[REQUIREMENTS]: Exactly reproduce the lines from the one holding "Output a JSON" through the final line of the listing below, with both ends included and nothing else.

[GIVEN INFORMATION]:
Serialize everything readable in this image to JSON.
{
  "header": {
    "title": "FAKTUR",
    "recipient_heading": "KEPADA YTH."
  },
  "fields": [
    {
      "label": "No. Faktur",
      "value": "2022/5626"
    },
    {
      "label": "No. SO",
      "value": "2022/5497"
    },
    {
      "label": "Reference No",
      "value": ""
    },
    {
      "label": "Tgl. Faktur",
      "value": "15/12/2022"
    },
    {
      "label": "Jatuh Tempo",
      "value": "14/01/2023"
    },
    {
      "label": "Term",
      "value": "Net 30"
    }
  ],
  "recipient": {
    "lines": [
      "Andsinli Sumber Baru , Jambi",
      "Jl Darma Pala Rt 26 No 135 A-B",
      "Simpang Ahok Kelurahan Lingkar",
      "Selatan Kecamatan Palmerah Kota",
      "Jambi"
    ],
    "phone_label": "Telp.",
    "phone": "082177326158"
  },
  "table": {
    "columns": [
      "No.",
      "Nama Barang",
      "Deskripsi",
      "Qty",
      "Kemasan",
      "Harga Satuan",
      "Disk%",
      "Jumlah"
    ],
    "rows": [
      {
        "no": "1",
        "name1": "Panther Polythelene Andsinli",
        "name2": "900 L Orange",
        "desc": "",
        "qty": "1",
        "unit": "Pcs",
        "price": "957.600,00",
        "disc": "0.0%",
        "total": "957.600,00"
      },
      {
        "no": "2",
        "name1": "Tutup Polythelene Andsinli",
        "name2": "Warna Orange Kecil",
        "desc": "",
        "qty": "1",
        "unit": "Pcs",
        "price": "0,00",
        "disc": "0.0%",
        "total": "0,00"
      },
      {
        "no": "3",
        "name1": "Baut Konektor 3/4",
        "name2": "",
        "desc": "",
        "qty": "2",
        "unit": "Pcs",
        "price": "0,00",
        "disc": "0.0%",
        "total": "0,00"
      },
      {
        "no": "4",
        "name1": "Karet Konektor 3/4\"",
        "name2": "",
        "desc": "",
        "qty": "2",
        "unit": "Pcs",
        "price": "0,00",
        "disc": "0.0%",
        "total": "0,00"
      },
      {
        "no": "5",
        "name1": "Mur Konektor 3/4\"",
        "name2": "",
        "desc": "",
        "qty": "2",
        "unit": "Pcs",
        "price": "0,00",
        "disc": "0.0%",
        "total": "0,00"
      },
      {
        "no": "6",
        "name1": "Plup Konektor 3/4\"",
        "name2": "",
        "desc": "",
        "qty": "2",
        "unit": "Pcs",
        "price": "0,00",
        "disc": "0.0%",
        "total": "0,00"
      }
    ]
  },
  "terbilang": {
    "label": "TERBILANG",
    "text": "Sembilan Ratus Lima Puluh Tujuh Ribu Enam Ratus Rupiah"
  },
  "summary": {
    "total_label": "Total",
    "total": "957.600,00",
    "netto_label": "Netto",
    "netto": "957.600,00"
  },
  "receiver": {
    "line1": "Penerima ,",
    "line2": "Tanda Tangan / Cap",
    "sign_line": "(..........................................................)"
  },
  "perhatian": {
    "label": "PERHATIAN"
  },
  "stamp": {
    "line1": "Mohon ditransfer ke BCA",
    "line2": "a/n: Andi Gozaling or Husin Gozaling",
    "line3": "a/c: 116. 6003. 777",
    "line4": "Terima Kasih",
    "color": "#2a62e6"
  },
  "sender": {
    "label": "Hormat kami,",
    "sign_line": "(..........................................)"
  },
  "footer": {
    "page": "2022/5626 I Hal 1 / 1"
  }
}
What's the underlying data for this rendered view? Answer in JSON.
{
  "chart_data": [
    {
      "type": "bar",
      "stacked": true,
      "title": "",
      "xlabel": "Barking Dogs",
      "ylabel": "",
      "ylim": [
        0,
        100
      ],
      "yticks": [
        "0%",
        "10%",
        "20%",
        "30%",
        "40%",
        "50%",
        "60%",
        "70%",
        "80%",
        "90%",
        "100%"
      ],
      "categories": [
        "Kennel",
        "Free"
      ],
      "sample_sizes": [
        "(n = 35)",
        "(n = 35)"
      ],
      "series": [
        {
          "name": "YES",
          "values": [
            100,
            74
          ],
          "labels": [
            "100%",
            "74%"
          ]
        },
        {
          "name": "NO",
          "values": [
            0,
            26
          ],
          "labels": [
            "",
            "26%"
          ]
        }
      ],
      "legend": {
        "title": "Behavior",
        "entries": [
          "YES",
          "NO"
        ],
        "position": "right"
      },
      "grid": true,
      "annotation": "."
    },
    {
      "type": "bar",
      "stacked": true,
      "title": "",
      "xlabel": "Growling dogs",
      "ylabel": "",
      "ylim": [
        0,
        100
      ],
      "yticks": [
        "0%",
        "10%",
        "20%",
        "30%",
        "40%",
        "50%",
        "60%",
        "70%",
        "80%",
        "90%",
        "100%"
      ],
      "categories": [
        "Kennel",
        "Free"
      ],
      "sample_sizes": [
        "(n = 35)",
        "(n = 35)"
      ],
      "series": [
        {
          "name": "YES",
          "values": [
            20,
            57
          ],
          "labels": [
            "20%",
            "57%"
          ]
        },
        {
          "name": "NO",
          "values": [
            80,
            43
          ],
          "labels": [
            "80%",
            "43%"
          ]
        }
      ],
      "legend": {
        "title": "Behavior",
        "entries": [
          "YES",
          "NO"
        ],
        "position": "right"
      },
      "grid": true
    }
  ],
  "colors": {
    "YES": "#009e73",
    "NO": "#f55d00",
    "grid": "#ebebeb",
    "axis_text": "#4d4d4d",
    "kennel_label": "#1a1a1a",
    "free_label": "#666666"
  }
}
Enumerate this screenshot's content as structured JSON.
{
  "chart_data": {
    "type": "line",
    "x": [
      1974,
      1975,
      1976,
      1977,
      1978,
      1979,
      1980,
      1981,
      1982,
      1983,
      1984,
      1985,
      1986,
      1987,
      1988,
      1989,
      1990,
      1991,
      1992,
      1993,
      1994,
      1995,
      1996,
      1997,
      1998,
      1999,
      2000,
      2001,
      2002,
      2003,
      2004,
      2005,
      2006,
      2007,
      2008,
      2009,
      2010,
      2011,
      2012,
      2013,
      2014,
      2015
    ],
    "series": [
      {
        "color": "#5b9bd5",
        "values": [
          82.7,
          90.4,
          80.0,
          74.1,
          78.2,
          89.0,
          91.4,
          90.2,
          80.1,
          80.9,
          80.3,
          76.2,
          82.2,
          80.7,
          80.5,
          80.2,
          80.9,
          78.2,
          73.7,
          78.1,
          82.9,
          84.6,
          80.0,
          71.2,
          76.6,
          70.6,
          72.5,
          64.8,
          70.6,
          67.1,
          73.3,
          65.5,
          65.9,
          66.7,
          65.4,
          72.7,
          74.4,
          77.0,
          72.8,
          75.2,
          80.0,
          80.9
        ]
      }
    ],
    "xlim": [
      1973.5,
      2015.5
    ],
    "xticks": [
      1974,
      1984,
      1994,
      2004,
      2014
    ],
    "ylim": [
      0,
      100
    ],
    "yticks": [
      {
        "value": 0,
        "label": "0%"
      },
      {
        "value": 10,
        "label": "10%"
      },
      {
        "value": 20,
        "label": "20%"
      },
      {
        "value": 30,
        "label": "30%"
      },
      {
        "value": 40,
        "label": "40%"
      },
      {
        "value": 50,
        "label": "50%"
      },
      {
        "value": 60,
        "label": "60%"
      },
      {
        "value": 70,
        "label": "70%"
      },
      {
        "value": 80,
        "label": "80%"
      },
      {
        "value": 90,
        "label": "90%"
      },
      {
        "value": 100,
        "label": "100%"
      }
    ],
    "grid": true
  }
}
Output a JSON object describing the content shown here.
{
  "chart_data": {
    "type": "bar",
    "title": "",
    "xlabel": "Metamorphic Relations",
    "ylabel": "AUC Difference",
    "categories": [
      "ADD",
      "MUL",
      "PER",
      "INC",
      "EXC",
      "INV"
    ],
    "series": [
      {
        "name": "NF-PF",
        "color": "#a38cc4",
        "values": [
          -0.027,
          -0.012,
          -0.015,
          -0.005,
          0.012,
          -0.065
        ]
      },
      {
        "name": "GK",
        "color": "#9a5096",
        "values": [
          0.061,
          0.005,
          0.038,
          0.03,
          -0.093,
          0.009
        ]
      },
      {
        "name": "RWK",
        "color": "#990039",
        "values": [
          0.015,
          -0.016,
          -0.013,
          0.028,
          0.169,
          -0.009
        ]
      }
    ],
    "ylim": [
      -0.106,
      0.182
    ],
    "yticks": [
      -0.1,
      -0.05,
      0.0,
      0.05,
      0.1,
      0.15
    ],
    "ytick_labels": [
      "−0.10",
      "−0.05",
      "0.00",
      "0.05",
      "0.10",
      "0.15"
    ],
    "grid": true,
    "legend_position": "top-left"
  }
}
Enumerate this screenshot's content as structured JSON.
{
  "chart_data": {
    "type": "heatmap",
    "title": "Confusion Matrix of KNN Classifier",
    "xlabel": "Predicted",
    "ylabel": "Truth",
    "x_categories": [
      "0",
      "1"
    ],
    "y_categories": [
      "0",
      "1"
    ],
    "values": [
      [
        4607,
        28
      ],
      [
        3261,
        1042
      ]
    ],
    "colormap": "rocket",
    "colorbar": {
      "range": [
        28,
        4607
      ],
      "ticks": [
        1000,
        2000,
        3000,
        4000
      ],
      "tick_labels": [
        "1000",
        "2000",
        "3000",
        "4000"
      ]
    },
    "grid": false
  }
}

[FINAL ANSWER]:
Output a JSON object describing the content shown here.
{
  "chart_data": {
    "type": "bar",
    "title": "",
    "xlabel": "Metamorphic Relations",
    "ylabel": "AUC Difference",
    "categories": [
      "ADD",
      "MUL",
      "PER",
      "INC",
      "EXC",
      "INV"
    ],
    "series": [
      {
        "name": "NF-PF",
        "color": "#a38cc4",
        "values": [
          -0.027,
          -0.012,
          -0.015,
          -0.005,
          0.012,
          -0.065
        ]
      },
      {
        "name": "GK",
        "color": "#9a5096",
        "values": [
          0.061,
          0.005,
          0.038,
          0.03,
          -0.093,
          0.009
        ]
      },
      {
        "name": "RWK",
        "color": "#990039",
        "values": [
          0.015,
          -0.016,
          -0.013,
          0.028,
          0.169,
          -0.009
        ]
      }
    ],
    "ylim": [
      -0.106,
      0.182
    ],
    "yticks": [
      -0.1,
      -0.05,
      0.0,
      0.05,
      0.1,
      0.15
    ],
    "ytick_labels": [
      "−0.10",
      "−0.05",
      "0.00",
      "0.05",
      "0.10",
      "0.15"
    ],
    "grid": true,
    "legend_position": "top-left"
  }
}
Enumerate this screenshot's content as structured JSON.
{
  "chart_data": {
    "type": "heatmap",
    "title": "Confusion Matrix of KNN Classifier",
    "xlabel": "Predicted",
    "ylabel": "Truth",
    "x_categories": [
      "0",
      "1"
    ],
    "y_categories": [
      "0",
      "1"
    ],
    "values": [
      [
        4607,
        28
      ],
      [
        3261,
        1042
      ]
    ],
    "colormap": "rocket",
    "colorbar": {
      "range": [
        28,
        4607
      ],
      "ticks": [
        1000,
        2000,
        3000,
        4000
      ],
      "tick_labels": [
        "1000",
        "2000",
        "3000",
        "4000"
      ]
    },
    "grid": false
  }
}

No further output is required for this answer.